● What to produce
Return a copy of every line in the records that includes the word "region".
══ Extracted information
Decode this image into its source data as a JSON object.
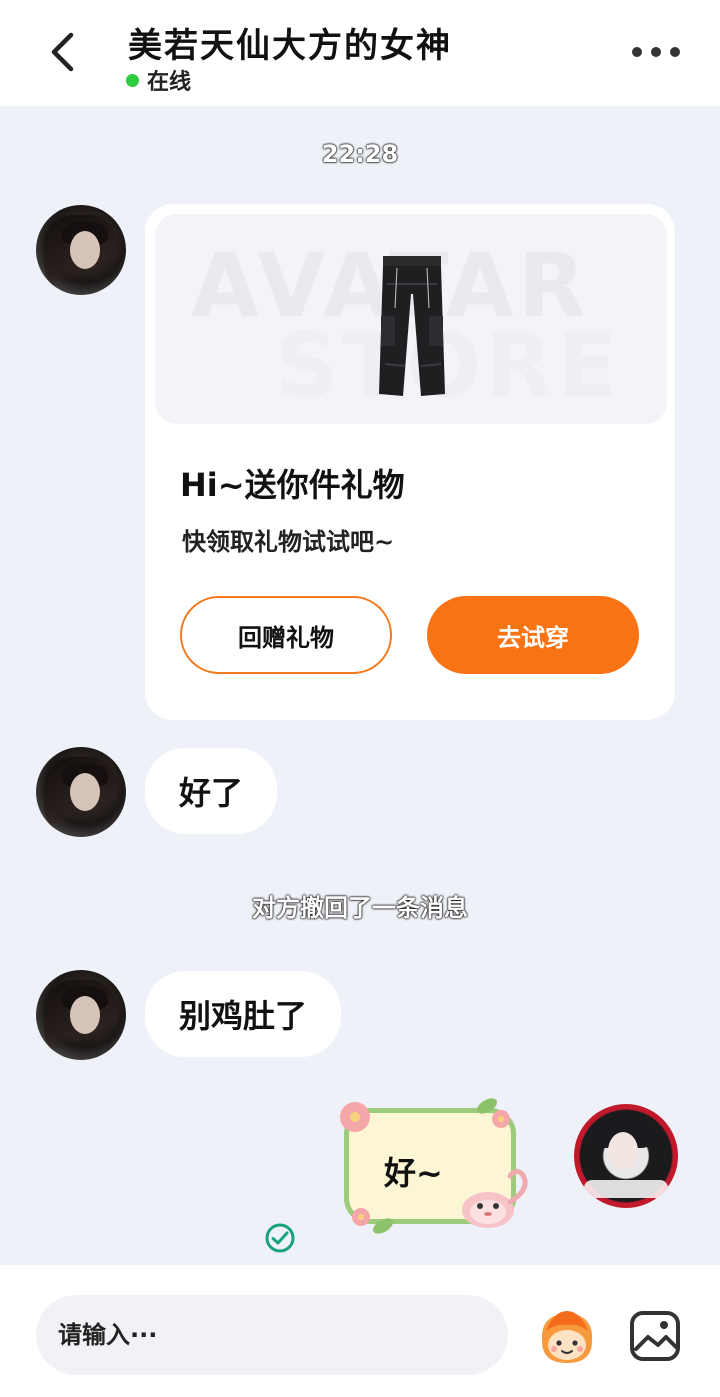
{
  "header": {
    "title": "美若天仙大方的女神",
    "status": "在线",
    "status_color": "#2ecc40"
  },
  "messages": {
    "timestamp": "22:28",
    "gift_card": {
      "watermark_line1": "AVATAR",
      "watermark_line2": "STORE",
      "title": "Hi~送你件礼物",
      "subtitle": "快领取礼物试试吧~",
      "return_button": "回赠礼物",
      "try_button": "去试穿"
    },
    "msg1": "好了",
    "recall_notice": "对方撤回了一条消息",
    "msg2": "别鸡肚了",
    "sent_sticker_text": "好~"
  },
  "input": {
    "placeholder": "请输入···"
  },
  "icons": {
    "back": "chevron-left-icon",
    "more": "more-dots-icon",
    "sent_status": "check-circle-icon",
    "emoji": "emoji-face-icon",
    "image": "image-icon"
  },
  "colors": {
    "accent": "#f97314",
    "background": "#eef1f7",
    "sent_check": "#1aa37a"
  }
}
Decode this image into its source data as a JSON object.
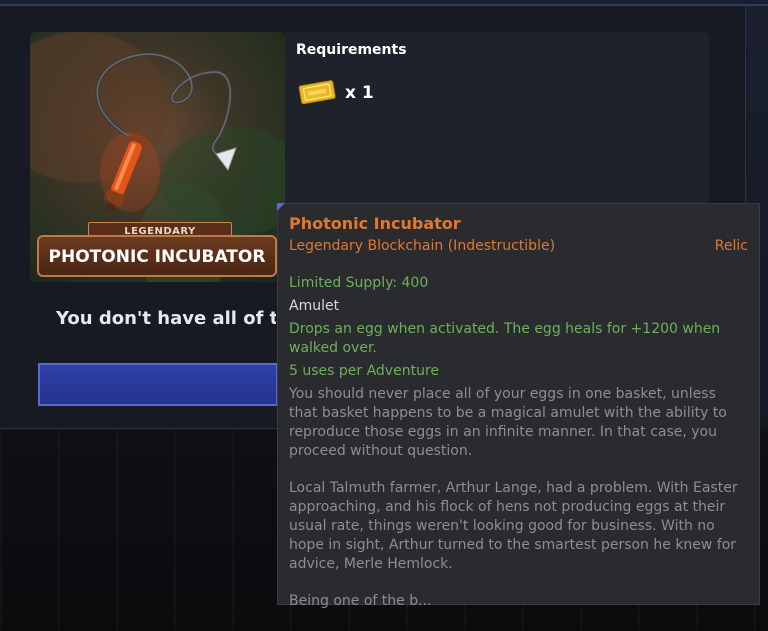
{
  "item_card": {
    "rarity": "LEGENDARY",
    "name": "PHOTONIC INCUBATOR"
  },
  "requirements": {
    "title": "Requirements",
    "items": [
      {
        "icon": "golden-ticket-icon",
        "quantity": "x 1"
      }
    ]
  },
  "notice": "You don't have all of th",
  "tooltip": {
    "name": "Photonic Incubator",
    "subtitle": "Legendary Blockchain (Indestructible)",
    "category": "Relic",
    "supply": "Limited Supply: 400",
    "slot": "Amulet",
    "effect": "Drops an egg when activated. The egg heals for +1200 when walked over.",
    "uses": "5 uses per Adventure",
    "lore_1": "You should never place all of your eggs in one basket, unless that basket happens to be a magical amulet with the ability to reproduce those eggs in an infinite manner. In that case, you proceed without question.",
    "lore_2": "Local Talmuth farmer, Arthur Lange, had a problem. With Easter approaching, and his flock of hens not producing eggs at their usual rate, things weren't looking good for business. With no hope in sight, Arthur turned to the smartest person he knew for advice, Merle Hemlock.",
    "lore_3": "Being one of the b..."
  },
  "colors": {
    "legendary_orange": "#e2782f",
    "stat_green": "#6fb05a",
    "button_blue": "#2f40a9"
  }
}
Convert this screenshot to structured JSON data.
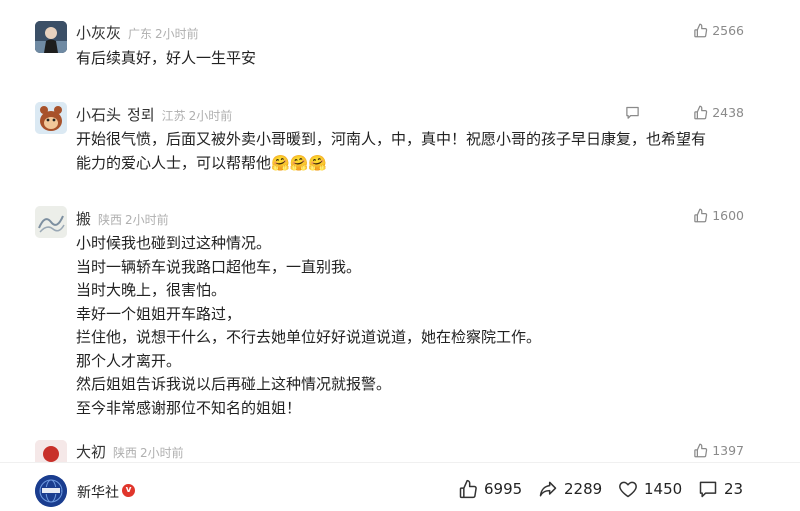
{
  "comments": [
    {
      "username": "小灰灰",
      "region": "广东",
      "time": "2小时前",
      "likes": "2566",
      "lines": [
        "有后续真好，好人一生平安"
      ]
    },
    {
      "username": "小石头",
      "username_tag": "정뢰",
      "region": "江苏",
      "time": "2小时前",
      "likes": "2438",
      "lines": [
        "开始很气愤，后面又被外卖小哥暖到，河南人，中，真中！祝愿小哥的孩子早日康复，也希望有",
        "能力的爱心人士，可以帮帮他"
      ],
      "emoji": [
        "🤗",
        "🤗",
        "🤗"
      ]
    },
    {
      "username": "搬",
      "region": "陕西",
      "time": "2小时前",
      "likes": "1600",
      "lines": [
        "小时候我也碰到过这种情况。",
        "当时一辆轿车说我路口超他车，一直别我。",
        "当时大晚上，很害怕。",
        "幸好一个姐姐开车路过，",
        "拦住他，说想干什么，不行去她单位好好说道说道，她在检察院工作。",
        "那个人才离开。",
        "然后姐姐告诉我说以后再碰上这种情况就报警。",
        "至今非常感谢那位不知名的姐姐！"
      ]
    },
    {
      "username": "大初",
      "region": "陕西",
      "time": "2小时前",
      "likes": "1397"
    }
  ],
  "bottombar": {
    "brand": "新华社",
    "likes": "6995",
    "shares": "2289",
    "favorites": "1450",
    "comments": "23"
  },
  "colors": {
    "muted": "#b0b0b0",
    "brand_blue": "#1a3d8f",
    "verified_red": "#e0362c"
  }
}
════
● The response
      "region": "广东",
      "region": "江苏",
      "region": "陕西",
      "region": "陕西",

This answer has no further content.